→ WHAT YOU WILL DO: Take every line from the listing below that contains "Purchased".

→ EXERCISE MATERIAL:
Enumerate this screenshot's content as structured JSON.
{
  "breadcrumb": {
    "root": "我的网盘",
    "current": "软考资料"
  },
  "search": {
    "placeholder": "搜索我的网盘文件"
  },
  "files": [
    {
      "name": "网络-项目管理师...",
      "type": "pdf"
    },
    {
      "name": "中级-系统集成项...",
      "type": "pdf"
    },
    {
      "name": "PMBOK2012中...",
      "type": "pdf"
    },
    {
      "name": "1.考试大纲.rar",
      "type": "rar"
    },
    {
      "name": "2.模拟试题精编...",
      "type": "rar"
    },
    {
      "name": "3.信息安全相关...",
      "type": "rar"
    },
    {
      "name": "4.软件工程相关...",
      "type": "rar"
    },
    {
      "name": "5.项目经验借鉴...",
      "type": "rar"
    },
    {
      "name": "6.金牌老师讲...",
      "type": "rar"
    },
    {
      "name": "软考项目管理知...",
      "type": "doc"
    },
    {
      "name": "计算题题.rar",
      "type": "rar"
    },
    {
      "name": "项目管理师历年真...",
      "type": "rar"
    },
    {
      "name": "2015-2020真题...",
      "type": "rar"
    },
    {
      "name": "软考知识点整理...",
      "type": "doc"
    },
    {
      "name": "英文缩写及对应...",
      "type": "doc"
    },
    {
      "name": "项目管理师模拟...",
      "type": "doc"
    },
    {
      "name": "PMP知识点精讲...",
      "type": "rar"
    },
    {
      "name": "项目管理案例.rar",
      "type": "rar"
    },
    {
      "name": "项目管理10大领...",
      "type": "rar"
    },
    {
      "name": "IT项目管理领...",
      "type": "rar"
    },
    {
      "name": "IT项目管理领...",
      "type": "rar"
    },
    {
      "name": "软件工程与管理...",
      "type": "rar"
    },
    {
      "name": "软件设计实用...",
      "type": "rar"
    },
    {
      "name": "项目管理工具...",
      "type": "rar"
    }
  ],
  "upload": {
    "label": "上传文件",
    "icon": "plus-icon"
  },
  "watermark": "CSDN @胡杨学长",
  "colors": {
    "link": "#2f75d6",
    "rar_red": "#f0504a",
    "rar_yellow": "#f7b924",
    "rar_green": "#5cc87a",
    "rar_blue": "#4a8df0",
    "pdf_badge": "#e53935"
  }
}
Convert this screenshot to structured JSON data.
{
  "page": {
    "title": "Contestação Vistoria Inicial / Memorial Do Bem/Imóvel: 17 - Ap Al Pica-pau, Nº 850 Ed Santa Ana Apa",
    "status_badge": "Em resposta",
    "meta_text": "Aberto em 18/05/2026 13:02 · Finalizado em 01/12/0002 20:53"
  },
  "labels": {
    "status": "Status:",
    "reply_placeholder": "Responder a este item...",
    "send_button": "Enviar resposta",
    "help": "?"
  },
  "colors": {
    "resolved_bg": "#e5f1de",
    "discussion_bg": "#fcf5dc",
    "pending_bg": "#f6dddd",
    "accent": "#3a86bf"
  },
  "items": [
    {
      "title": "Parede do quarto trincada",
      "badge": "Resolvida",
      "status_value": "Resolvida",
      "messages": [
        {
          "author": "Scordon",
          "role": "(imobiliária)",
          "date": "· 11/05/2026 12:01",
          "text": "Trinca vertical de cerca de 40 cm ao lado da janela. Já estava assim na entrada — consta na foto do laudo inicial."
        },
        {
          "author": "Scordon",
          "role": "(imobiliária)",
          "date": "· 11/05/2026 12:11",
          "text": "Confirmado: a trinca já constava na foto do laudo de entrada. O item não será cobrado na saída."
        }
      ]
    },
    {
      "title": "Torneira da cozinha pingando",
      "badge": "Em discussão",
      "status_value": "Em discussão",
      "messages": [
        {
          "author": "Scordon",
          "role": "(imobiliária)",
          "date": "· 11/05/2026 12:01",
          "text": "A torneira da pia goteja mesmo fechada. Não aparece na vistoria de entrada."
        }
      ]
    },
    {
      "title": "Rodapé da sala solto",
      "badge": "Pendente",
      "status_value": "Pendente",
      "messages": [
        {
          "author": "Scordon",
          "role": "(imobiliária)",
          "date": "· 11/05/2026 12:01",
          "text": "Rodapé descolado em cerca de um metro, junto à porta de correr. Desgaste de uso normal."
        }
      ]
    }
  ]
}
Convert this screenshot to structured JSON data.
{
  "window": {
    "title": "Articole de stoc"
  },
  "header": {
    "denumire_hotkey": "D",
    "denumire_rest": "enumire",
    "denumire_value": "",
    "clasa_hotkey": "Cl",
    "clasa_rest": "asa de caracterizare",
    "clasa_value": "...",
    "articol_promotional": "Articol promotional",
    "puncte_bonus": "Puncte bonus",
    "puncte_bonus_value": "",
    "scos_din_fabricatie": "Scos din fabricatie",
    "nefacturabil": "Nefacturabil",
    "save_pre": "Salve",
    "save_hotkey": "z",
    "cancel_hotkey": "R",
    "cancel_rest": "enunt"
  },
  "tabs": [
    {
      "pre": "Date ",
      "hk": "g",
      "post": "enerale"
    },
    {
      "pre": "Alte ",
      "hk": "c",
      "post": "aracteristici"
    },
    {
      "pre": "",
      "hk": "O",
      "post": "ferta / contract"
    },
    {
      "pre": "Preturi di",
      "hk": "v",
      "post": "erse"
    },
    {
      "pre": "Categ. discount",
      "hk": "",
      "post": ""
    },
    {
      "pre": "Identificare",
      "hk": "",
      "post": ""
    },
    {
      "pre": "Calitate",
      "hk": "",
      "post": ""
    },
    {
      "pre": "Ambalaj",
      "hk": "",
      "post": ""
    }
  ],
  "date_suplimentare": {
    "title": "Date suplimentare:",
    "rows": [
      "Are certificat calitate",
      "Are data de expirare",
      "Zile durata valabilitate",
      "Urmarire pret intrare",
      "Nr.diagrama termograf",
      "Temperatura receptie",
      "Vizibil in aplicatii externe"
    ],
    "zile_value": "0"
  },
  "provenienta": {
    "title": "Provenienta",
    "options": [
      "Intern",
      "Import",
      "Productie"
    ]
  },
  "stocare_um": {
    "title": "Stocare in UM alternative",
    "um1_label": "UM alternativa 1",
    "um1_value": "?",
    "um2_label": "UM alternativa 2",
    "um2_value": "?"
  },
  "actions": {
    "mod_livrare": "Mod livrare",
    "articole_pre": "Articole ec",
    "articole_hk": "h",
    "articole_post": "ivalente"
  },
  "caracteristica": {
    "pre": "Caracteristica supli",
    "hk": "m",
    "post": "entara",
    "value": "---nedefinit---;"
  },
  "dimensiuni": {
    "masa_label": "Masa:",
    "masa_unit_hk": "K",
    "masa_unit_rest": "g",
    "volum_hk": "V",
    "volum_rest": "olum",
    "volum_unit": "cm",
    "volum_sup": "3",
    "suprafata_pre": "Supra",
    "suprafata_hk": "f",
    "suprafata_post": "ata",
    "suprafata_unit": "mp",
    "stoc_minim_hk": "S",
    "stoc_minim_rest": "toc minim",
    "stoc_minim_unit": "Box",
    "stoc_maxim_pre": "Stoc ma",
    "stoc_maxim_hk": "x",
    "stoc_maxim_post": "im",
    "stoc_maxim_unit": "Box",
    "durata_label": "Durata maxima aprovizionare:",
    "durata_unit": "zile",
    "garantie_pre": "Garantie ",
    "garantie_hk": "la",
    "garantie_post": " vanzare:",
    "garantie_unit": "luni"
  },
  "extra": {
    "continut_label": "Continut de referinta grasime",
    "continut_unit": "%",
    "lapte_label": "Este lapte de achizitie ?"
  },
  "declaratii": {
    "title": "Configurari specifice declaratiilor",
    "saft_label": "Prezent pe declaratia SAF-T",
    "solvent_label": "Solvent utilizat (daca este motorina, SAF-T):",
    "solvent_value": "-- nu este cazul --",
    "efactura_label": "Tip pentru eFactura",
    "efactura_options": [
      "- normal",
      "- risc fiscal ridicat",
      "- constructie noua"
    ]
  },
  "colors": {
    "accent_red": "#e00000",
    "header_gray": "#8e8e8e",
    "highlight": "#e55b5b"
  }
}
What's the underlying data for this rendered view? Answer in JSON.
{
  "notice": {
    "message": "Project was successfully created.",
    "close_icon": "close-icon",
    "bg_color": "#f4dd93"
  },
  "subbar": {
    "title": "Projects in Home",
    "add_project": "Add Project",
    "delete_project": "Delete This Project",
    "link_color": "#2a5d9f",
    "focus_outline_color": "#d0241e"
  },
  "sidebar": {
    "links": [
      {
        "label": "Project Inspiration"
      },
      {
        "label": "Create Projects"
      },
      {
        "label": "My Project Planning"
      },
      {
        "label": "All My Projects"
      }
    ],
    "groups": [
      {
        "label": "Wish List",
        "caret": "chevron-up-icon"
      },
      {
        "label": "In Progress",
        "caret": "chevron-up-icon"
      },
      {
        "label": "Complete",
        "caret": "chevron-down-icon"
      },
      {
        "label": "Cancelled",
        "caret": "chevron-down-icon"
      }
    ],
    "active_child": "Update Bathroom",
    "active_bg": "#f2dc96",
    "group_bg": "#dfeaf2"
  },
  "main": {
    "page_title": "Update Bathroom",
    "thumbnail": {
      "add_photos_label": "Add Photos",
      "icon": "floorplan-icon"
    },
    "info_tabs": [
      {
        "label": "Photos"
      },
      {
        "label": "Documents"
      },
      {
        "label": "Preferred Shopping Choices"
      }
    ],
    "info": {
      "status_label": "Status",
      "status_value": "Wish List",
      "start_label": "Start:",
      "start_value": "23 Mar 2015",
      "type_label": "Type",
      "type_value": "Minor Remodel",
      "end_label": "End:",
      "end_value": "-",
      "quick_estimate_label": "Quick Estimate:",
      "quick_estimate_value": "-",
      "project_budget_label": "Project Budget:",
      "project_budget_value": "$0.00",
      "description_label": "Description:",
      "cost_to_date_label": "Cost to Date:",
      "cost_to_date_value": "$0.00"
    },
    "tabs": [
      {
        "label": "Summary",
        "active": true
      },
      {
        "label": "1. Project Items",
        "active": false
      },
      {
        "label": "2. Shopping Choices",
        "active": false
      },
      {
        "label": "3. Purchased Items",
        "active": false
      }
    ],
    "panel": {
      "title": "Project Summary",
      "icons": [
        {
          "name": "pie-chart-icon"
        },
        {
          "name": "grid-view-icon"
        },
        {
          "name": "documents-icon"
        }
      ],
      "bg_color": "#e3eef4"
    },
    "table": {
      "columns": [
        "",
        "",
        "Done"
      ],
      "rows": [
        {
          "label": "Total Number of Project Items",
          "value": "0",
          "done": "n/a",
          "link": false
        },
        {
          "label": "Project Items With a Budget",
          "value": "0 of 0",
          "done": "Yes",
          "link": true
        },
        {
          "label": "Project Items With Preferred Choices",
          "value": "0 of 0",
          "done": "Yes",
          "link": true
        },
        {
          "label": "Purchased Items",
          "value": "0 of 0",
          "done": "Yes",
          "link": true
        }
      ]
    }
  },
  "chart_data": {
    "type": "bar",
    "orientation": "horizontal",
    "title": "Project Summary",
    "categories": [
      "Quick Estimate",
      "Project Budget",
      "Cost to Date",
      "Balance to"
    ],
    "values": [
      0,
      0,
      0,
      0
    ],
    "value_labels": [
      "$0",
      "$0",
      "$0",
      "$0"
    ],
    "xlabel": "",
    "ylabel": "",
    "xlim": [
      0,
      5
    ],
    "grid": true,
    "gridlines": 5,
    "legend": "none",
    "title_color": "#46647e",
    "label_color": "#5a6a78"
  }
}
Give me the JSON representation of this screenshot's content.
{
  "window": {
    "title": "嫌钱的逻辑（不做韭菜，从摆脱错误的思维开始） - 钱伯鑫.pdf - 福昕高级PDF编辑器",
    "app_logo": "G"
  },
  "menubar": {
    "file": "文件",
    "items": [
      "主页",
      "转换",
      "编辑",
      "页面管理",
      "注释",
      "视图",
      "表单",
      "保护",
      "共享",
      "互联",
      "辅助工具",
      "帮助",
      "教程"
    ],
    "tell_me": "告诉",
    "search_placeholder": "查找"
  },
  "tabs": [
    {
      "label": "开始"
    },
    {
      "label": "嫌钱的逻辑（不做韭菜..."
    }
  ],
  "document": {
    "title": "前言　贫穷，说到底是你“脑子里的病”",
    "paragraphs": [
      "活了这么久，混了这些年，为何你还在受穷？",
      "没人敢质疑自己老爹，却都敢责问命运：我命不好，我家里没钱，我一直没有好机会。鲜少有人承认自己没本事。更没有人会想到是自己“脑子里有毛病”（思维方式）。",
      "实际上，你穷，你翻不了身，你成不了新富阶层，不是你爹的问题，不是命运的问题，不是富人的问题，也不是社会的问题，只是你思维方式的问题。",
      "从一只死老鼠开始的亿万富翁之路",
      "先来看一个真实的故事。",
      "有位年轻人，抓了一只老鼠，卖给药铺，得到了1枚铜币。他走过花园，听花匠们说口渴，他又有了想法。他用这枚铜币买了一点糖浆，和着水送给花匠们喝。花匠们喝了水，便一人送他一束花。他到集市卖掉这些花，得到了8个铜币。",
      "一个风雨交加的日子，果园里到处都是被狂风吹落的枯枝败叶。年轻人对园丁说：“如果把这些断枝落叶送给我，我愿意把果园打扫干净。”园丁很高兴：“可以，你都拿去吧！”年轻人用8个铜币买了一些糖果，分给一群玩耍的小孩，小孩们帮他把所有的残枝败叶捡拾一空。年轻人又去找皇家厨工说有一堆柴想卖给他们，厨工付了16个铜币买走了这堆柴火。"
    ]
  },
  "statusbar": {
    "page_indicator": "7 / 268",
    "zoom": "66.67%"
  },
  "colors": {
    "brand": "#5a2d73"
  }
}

→ WRITTEN RESPONSE:
        "label": "3. Purchased Items",
          "label": "Purchased Items",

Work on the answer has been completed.